Problem requirements: Report how many lines hold the word "FFFFFF"; give nothing but the number.

Part of a data file:

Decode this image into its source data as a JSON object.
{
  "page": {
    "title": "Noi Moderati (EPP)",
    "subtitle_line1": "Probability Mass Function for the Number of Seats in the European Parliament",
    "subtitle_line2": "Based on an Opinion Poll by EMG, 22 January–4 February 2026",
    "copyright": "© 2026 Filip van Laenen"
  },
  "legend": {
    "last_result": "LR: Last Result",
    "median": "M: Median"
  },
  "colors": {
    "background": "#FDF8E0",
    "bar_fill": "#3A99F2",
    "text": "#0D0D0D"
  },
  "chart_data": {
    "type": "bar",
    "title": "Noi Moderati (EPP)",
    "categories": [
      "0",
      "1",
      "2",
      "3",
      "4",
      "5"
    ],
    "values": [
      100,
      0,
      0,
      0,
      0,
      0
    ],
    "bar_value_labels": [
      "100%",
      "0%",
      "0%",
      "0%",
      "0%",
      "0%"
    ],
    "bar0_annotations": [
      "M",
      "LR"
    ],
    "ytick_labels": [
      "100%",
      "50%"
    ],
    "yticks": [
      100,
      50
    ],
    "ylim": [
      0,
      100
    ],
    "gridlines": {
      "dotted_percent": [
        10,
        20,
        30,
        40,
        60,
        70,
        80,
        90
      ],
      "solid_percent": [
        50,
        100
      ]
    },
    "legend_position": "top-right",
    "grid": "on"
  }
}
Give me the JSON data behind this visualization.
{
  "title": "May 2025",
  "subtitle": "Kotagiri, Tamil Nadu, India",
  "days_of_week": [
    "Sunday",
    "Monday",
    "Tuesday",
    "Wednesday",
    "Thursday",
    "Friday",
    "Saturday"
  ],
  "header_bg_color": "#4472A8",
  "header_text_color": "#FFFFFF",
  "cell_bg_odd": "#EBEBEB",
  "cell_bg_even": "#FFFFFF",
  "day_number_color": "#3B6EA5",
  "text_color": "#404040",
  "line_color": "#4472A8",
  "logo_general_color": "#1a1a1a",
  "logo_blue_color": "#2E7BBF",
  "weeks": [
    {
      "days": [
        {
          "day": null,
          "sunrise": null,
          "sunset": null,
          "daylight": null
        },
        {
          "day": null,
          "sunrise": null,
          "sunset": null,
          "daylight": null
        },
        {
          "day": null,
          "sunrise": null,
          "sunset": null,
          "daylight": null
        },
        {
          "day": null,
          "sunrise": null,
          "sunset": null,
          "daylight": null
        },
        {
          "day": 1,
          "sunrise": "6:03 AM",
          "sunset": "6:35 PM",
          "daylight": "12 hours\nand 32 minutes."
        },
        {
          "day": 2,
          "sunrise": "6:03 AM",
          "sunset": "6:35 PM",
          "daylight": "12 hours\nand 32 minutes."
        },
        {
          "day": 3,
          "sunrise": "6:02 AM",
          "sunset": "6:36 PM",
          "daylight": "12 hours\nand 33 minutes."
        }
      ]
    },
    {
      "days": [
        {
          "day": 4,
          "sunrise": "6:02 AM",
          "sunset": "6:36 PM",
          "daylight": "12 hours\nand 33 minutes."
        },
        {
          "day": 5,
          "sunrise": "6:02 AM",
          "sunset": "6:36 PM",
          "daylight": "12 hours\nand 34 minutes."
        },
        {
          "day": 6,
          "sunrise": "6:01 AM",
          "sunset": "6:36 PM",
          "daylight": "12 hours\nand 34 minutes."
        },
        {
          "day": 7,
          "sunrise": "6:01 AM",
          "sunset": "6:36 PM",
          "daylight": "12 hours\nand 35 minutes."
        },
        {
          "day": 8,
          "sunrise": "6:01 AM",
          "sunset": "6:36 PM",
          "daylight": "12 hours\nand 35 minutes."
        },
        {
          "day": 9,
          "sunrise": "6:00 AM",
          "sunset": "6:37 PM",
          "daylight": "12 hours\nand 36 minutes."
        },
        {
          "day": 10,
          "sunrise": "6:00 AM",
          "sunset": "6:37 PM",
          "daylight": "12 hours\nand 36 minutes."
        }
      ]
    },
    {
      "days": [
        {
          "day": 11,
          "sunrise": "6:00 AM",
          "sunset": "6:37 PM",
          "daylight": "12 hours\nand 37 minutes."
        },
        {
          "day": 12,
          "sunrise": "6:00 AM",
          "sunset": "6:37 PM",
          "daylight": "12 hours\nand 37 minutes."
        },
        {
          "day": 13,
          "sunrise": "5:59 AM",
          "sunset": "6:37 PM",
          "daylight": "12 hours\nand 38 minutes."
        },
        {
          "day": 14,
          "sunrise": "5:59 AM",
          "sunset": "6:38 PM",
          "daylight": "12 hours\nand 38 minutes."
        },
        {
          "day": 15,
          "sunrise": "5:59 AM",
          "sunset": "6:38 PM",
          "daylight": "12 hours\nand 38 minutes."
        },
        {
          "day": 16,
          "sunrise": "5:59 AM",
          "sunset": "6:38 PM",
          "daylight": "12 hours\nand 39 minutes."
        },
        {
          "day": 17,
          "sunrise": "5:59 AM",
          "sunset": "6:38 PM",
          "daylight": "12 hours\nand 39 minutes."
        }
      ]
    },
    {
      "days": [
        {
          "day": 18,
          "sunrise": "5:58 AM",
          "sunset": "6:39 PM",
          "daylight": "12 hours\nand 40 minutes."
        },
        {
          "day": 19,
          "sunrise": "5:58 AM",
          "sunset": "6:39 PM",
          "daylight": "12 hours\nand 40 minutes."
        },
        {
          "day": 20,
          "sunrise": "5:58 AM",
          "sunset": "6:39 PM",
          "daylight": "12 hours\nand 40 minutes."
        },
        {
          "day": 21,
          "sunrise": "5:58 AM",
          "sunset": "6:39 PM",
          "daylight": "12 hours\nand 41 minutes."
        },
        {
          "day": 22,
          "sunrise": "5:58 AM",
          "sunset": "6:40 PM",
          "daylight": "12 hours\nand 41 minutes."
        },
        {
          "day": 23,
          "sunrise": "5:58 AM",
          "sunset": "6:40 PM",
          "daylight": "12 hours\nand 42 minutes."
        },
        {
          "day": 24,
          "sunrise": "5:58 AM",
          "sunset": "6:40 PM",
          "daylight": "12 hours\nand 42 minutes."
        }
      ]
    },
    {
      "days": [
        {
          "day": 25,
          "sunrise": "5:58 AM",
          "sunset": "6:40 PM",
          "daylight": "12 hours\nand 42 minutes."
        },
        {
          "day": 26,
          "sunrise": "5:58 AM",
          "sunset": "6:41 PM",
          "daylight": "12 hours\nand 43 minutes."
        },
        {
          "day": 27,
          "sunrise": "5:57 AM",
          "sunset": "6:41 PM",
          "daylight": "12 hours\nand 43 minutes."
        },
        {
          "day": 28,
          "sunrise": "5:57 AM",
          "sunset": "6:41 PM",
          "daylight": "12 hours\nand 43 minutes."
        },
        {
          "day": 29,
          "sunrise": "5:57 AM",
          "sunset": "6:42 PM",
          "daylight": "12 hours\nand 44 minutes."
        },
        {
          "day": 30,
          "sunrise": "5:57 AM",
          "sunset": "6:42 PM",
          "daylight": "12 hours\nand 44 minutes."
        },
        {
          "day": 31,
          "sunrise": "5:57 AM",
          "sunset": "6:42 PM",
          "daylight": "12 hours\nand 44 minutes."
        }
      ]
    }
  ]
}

Answer to this exercise: 2